Each record that follows should be repeated exactly, minus any images.

*SOURCE DATA*.
_ _ _ _

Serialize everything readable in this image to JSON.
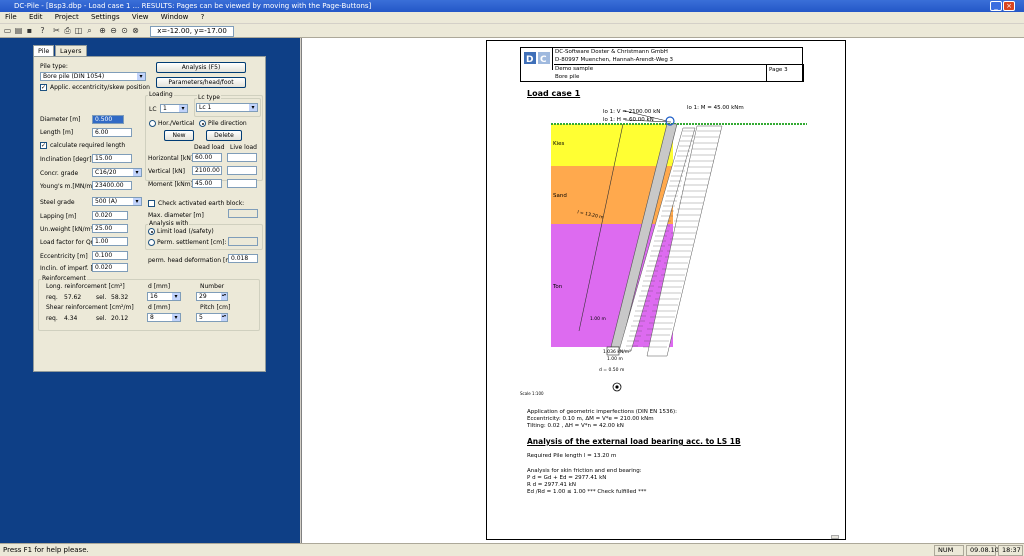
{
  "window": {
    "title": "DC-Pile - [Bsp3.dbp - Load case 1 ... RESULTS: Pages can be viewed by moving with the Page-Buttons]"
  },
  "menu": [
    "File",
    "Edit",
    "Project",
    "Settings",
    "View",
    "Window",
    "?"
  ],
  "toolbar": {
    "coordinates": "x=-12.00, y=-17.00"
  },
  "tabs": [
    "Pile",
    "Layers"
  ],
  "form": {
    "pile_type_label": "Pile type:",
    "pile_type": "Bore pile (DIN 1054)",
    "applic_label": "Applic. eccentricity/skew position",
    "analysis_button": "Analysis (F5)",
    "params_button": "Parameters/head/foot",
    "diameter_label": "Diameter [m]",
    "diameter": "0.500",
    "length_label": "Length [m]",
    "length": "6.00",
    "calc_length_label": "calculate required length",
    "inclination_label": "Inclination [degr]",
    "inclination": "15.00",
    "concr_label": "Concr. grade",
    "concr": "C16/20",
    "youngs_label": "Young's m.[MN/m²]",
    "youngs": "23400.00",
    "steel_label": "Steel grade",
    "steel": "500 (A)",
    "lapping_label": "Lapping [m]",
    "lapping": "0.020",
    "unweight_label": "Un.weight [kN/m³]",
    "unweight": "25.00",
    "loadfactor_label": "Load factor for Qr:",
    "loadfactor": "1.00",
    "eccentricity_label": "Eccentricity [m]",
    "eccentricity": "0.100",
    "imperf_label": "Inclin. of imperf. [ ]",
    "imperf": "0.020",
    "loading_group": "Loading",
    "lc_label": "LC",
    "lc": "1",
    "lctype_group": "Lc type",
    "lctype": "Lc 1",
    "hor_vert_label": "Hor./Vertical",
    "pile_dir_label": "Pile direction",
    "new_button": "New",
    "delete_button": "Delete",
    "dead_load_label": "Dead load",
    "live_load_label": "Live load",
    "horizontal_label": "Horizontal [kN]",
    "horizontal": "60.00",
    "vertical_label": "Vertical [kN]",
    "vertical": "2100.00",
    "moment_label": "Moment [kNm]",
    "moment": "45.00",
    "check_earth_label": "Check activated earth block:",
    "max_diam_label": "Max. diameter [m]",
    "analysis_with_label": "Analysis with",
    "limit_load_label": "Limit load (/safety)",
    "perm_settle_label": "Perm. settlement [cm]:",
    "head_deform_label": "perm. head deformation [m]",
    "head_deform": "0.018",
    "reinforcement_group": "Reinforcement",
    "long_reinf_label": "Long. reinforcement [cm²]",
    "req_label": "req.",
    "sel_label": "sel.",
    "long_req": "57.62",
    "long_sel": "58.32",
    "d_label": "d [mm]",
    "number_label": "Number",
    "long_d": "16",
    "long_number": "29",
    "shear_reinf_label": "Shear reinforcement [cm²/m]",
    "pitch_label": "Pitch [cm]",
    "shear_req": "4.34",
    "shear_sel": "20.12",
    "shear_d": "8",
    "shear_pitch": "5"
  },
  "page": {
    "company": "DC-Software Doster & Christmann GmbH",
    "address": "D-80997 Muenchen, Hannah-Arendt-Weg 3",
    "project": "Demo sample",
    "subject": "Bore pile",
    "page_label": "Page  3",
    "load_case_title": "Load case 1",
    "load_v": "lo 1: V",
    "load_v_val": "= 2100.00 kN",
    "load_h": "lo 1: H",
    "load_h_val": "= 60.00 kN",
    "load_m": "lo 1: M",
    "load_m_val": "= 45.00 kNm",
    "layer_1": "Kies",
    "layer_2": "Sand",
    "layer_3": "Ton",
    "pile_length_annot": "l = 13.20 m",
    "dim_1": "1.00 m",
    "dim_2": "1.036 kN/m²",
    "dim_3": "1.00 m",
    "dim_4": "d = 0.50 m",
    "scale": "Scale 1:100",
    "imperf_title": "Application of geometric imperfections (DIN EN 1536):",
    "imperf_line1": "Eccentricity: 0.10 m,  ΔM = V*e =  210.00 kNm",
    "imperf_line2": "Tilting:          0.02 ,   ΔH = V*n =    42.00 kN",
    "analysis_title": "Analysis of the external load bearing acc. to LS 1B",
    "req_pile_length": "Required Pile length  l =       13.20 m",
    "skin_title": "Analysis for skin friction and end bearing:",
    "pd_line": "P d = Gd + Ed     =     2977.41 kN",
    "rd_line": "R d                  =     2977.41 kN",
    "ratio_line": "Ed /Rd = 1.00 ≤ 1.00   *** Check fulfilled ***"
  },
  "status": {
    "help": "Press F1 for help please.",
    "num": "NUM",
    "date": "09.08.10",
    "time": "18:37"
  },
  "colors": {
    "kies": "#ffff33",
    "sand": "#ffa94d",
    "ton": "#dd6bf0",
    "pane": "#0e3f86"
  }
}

_ _ _ _

*RESPONSE*.
Serialize everything readable in this image to JSON.
{
  "window": {
    "title": "DC-Pile - [Bsp3.dbp - Load case 1 ... RESULTS: Pages can be viewed by moving with the Page-Buttons]"
  },
  "menu": [
    "File",
    "Edit",
    "Project",
    "Settings",
    "View",
    "Window",
    "?"
  ],
  "toolbar": {
    "coordinates": "x=-12.00, y=-17.00"
  },
  "tabs": [
    "Pile",
    "Layers"
  ],
  "form": {
    "pile_type_label": "Pile type:",
    "pile_type": "Bore pile (DIN 1054)",
    "applic_label": "Applic. eccentricity/skew position",
    "analysis_button": "Analysis (F5)",
    "params_button": "Parameters/head/foot",
    "diameter_label": "Diameter [m]",
    "diameter": "0.500",
    "length_label": "Length [m]",
    "length": "6.00",
    "calc_length_label": "calculate required length",
    "inclination_label": "Inclination [degr]",
    "inclination": "15.00",
    "concr_label": "Concr. grade",
    "concr": "C16/20",
    "youngs_label": "Young's m.[MN/m²]",
    "youngs": "23400.00",
    "steel_label": "Steel grade",
    "steel": "500 (A)",
    "lapping_label": "Lapping [m]",
    "lapping": "0.020",
    "unweight_label": "Un.weight [kN/m³]",
    "unweight": "25.00",
    "loadfactor_label": "Load factor for Qr:",
    "loadfactor": "1.00",
    "eccentricity_label": "Eccentricity [m]",
    "eccentricity": "0.100",
    "imperf_label": "Inclin. of imperf. [ ]",
    "imperf": "0.020",
    "loading_group": "Loading",
    "lc_label": "LC",
    "lc": "1",
    "lctype_group": "Lc type",
    "lctype": "Lc 1",
    "hor_vert_label": "Hor./Vertical",
    "pile_dir_label": "Pile direction",
    "new_button": "New",
    "delete_button": "Delete",
    "dead_load_label": "Dead load",
    "live_load_label": "Live load",
    "horizontal_label": "Horizontal [kN]",
    "horizontal": "60.00",
    "vertical_label": "Vertical [kN]",
    "vertical": "2100.00",
    "moment_label": "Moment [kNm]",
    "moment": "45.00",
    "check_earth_label": "Check activated earth block:",
    "max_diam_label": "Max. diameter [m]",
    "analysis_with_label": "Analysis with",
    "limit_load_label": "Limit load (/safety)",
    "perm_settle_label": "Perm. settlement [cm]:",
    "head_deform_label": "perm. head deformation [m]",
    "head_deform": "0.018",
    "reinforcement_group": "Reinforcement",
    "long_reinf_label": "Long. reinforcement [cm²]",
    "req_label": "req.",
    "sel_label": "sel.",
    "long_req": "57.62",
    "long_sel": "58.32",
    "d_label": "d [mm]",
    "number_label": "Number",
    "long_d": "16",
    "long_number": "29",
    "shear_reinf_label": "Shear reinforcement [cm²/m]",
    "pitch_label": "Pitch [cm]",
    "shear_req": "4.34",
    "shear_sel": "20.12",
    "shear_d": "8",
    "shear_pitch": "5"
  },
  "page": {
    "company": "DC-Software Doster & Christmann GmbH",
    "address": "D-80997 Muenchen, Hannah-Arendt-Weg 3",
    "project": "Demo sample",
    "subject": "Bore pile",
    "page_label": "Page  3",
    "load_case_title": "Load case 1",
    "load_v": "lo 1: V",
    "load_v_val": "= 2100.00 kN",
    "load_h": "lo 1: H",
    "load_h_val": "= 60.00 kN",
    "load_m": "lo 1: M",
    "load_m_val": "= 45.00 kNm",
    "layer_1": "Kies",
    "layer_2": "Sand",
    "layer_3": "Ton",
    "pile_length_annot": "l = 13.20 m",
    "dim_1": "1.00 m",
    "dim_2": "1.036 kN/m²",
    "dim_3": "1.00 m",
    "dim_4": "d = 0.50 m",
    "scale": "Scale 1:100",
    "imperf_title": "Application of geometric imperfections (DIN EN 1536):",
    "imperf_line1": "Eccentricity: 0.10 m,  ΔM = V*e =  210.00 kNm",
    "imperf_line2": "Tilting:          0.02 ,   ΔH = V*n =    42.00 kN",
    "analysis_title": "Analysis of the external load bearing acc. to LS 1B",
    "req_pile_length": "Required Pile length  l =       13.20 m",
    "skin_title": "Analysis for skin friction and end bearing:",
    "pd_line": "P d = Gd + Ed     =     2977.41 kN",
    "rd_line": "R d                  =     2977.41 kN",
    "ratio_line": "Ed /Rd = 1.00 ≤ 1.00   *** Check fulfilled ***"
  },
  "status": {
    "help": "Press F1 for help please.",
    "num": "NUM",
    "date": "09.08.10",
    "time": "18:37"
  },
  "colors": {
    "kies": "#ffff33",
    "sand": "#ffa94d",
    "ton": "#dd6bf0",
    "pane": "#0e3f86"
  }
}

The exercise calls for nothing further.